Count lines with the string "your" in them. State the number alone.

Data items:
--*--

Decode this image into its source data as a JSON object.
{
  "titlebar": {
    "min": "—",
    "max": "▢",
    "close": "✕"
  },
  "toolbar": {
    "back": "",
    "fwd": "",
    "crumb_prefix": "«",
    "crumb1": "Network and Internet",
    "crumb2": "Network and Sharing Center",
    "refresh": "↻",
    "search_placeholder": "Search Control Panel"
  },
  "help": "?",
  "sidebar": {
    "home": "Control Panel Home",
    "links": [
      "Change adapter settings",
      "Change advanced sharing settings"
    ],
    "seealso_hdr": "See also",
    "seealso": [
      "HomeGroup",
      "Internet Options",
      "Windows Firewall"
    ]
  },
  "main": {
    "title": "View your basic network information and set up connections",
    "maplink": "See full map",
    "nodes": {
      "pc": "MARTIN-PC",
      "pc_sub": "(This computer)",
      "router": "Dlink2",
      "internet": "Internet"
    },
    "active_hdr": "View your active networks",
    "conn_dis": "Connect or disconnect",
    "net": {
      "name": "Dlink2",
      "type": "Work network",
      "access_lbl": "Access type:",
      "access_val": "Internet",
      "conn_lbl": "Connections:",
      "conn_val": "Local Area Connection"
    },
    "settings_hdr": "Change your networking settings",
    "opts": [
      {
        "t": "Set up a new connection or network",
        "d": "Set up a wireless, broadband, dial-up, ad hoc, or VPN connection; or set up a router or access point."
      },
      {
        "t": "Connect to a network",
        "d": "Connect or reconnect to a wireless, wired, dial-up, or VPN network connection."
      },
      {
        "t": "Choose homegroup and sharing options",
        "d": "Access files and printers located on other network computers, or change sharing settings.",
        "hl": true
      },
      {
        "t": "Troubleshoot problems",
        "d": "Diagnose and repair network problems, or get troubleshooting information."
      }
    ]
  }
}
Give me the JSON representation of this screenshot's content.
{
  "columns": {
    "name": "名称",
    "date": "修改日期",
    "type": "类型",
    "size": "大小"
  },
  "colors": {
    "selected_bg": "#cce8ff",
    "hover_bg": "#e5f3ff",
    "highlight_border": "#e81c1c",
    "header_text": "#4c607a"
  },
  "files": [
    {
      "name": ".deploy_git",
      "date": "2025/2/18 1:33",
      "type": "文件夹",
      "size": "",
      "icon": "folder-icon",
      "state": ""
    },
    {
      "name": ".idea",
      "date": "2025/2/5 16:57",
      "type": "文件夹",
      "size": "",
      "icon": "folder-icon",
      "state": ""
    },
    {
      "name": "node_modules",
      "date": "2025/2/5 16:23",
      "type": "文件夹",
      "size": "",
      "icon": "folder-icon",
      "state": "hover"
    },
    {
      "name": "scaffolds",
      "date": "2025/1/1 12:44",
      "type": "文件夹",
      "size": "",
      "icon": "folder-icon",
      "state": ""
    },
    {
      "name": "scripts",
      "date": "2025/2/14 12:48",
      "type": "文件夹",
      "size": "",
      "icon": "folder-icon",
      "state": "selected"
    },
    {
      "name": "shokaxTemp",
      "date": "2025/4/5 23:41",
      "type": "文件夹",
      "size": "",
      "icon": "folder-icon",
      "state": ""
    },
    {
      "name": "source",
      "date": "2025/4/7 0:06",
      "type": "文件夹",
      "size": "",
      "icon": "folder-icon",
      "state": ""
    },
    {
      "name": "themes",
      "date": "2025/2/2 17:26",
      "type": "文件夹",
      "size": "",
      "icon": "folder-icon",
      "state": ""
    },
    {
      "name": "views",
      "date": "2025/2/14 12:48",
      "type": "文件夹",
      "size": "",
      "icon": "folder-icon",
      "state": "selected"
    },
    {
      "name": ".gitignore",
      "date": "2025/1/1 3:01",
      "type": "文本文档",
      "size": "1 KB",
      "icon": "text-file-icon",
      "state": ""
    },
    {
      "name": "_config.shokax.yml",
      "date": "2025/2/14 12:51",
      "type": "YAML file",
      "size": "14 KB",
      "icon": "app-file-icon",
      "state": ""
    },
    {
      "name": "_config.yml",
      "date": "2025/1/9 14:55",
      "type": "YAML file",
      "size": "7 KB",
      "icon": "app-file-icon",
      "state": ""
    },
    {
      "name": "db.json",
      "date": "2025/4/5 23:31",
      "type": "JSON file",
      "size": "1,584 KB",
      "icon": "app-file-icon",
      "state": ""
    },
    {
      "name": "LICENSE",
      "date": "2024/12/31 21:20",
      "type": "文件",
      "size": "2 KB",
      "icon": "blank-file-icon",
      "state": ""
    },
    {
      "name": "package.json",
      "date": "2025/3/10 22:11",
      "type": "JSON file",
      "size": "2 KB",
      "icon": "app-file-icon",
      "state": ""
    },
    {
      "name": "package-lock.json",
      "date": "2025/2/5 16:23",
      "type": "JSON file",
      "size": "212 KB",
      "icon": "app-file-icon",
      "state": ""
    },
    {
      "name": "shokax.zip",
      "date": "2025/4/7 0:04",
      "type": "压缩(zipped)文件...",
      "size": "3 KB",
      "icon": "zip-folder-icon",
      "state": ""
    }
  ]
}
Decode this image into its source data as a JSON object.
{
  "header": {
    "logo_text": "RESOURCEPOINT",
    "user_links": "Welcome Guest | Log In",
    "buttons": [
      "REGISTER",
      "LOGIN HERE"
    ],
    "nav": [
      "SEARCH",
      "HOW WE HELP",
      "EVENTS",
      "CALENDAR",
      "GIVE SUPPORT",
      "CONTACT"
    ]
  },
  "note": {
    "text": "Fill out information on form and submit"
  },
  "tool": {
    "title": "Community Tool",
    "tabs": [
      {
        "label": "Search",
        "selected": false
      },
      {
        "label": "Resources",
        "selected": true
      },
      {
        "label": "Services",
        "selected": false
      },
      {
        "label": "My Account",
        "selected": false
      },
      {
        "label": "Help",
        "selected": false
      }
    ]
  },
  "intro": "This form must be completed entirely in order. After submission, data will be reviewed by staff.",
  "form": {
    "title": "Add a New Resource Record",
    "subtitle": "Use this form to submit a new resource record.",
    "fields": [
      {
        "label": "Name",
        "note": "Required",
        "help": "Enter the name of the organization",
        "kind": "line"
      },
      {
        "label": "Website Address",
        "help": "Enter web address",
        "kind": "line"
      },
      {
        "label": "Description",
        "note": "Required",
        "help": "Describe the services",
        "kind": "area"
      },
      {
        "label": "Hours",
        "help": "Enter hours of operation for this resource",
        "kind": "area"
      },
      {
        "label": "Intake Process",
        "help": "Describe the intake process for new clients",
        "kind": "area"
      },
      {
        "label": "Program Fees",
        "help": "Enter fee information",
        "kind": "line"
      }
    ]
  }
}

--*--

### FULL RESPONSE
3